---- RECORDS SUPPLIED

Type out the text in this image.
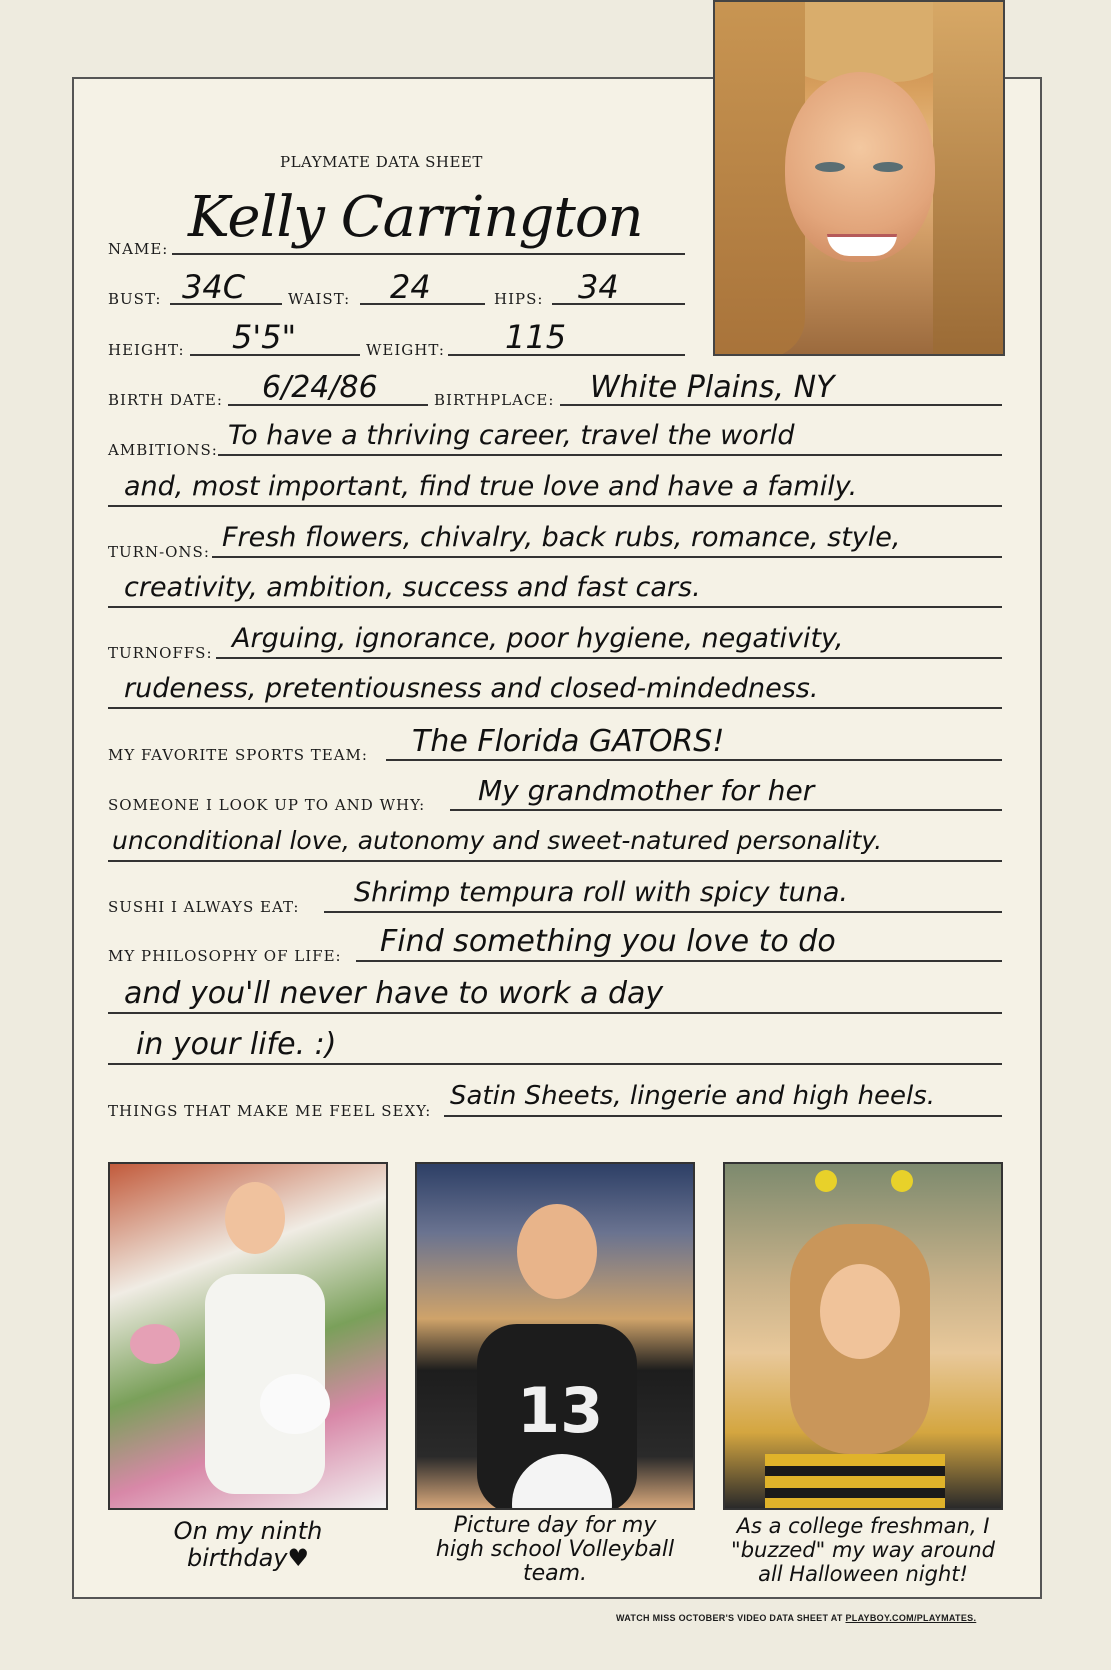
PLAYMATE DATA SHEET
NAME: Kelly Carrington
BUST: 34C	WAIST: 24	HIPS: 34
HEIGHT: 5'5"	WEIGHT: 115
BIRTH DATE: 6/24/86	BIRTHPLACE: White Plains, NY
AMBITIONS: To have a thriving career, travel the world
and, most important, find true love and have a family.
TURN-ONS: Fresh flowers, chivalry, back rubs, romance, style,
creativity, ambition, success and fast cars.
TURNOFFS: Arguing, ignorance, poor hygiene, negativity,
rudeness, pretentiousness and closed-mindedness.
MY FAVORITE SPORTS TEAM: The Florida GATORS!
SOMEONE I LOOK UP TO AND WHY: My grandmother for her
unconditional love, autonomy and sweet-natured personality.
SUSHI I ALWAYS EAT: Shrimp tempura roll with spicy tuna.
MY PHILOSOPHY OF LIFE: Find something you love to do
and you'll never have to work a day
in your life. :)
THINGS THAT MAKE ME FEEL SEXY: Satin Sheets, lingerie and high heels.
13
On my ninth
birthday♥
Picture day for my
high school Volleyball
team.
As a college freshman, I
"buzzed" my way around
all Halloween night!
WATCH MISS OCTOBER'S VIDEO DATA SHEET AT PLAYBOY.COM/PLAYMATES.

--------

DESCRIPTION OF THE TASK. Collect every line above that contains the word "high".

EXPECTED ANSWER.
THINGS THAT MAKE ME FEEL SEXY: Satin Sheets, lingerie and high heels.
high school Volleyball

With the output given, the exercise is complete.